---------- Listing ----------

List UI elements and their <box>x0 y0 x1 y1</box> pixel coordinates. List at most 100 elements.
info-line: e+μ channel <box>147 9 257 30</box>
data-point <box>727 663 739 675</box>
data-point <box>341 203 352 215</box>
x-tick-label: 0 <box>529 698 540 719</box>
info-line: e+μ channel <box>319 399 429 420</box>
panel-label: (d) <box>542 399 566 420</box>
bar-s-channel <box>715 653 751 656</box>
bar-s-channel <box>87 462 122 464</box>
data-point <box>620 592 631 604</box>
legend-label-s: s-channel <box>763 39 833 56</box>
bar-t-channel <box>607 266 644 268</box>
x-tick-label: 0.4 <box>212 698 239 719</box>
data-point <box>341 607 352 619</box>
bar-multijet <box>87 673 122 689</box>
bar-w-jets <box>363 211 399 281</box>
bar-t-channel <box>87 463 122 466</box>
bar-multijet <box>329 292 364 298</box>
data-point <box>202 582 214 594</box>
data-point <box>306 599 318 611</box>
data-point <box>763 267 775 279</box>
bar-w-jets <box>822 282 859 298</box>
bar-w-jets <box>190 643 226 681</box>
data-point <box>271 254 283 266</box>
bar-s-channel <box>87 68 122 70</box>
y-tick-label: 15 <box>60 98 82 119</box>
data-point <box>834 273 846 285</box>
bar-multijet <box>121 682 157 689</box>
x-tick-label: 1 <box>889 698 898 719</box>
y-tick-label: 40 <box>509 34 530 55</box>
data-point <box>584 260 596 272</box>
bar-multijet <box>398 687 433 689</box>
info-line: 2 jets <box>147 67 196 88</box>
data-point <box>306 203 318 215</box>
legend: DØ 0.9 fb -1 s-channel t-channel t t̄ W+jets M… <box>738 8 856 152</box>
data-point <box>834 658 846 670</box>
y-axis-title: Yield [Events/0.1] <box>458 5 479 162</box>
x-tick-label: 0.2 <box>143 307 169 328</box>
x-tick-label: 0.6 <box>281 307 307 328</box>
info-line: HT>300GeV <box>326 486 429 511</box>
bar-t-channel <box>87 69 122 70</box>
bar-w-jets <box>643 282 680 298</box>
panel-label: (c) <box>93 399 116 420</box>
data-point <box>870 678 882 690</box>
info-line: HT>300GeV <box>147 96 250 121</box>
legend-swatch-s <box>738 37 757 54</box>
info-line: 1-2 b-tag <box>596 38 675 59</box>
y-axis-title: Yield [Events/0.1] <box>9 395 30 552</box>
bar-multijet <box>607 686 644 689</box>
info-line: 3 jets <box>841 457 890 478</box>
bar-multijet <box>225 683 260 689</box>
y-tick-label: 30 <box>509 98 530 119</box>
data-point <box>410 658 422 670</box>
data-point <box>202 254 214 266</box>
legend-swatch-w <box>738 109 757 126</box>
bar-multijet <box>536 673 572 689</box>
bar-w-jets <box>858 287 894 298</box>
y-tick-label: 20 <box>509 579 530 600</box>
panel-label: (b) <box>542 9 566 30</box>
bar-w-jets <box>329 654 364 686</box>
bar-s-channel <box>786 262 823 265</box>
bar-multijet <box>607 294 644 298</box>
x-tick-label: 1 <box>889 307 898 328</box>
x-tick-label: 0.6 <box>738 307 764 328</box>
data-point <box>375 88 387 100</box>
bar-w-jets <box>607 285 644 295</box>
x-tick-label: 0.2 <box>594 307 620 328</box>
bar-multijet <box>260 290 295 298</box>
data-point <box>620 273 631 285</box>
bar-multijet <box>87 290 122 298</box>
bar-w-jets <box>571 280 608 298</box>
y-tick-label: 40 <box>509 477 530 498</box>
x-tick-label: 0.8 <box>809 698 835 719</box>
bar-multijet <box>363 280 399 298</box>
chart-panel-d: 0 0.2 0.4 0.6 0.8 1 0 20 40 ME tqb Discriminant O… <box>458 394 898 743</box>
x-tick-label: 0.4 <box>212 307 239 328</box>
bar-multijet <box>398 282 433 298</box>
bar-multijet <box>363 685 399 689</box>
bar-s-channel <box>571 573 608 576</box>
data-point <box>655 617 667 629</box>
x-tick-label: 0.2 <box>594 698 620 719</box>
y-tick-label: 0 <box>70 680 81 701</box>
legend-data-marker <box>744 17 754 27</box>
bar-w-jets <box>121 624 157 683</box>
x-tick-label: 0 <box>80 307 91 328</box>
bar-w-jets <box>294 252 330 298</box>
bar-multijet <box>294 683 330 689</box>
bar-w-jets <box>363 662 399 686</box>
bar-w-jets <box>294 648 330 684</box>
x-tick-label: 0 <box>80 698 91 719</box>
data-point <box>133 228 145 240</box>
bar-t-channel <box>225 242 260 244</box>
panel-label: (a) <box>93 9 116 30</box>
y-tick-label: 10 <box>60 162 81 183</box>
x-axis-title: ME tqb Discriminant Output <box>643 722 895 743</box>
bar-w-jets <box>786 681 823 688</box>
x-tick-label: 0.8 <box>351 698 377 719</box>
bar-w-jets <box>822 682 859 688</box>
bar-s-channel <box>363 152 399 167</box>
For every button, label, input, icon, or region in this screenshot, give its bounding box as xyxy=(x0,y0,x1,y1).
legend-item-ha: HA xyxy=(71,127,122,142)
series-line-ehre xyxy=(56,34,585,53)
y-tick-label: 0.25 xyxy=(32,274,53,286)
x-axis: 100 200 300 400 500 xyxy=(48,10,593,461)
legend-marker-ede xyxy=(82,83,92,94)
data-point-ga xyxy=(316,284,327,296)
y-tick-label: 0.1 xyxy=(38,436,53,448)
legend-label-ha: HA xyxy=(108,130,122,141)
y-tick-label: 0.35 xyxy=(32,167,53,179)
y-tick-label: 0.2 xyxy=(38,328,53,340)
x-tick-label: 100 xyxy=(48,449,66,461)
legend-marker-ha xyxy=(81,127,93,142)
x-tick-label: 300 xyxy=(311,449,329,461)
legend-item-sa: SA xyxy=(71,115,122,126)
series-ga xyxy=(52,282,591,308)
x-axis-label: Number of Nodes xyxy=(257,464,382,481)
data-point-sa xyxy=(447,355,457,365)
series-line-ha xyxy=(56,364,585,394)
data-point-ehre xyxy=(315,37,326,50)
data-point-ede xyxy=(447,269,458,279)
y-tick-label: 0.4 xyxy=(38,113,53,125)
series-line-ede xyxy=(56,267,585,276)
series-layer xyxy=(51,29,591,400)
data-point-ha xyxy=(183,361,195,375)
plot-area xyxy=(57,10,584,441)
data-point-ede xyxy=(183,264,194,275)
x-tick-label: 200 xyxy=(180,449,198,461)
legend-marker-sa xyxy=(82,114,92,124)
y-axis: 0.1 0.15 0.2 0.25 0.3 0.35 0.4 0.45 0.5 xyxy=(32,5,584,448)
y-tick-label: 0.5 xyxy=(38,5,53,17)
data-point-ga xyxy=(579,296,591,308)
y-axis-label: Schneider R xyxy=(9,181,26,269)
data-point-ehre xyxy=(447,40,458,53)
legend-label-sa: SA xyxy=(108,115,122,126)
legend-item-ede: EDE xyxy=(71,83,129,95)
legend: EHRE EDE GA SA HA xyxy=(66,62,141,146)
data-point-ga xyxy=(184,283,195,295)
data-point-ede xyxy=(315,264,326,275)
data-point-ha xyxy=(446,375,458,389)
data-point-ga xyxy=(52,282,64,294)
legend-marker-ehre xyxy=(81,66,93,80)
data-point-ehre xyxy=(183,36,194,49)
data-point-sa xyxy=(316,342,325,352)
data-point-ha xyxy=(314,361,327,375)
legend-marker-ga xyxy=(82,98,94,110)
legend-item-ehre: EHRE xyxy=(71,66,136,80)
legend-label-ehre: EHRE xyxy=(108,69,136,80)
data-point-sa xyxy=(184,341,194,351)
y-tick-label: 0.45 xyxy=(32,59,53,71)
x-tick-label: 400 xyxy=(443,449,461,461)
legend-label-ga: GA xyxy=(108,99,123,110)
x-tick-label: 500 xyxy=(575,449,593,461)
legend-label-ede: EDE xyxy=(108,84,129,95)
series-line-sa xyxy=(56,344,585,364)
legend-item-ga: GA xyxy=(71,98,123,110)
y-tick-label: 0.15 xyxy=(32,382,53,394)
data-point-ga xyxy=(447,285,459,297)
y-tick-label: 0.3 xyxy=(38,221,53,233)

----------

### Exercise requirements:
Reproduce the lines of material verbatim from the start through the line with "data-point <box>620 592 631 604</box>", including both ends.

### Written solution:
List UI elements and their <box>x0 y0 x1 y1</box> pixel coordinates. List at most 100 elements.
info-line: e+μ channel <box>147 9 257 30</box>
data-point <box>727 663 739 675</box>
data-point <box>341 203 352 215</box>
x-tick-label: 0 <box>529 698 540 719</box>
info-line: e+μ channel <box>319 399 429 420</box>
panel-label: (d) <box>542 399 566 420</box>
bar-s-channel <box>715 653 751 656</box>
bar-s-channel <box>87 462 122 464</box>
data-point <box>620 592 631 604</box>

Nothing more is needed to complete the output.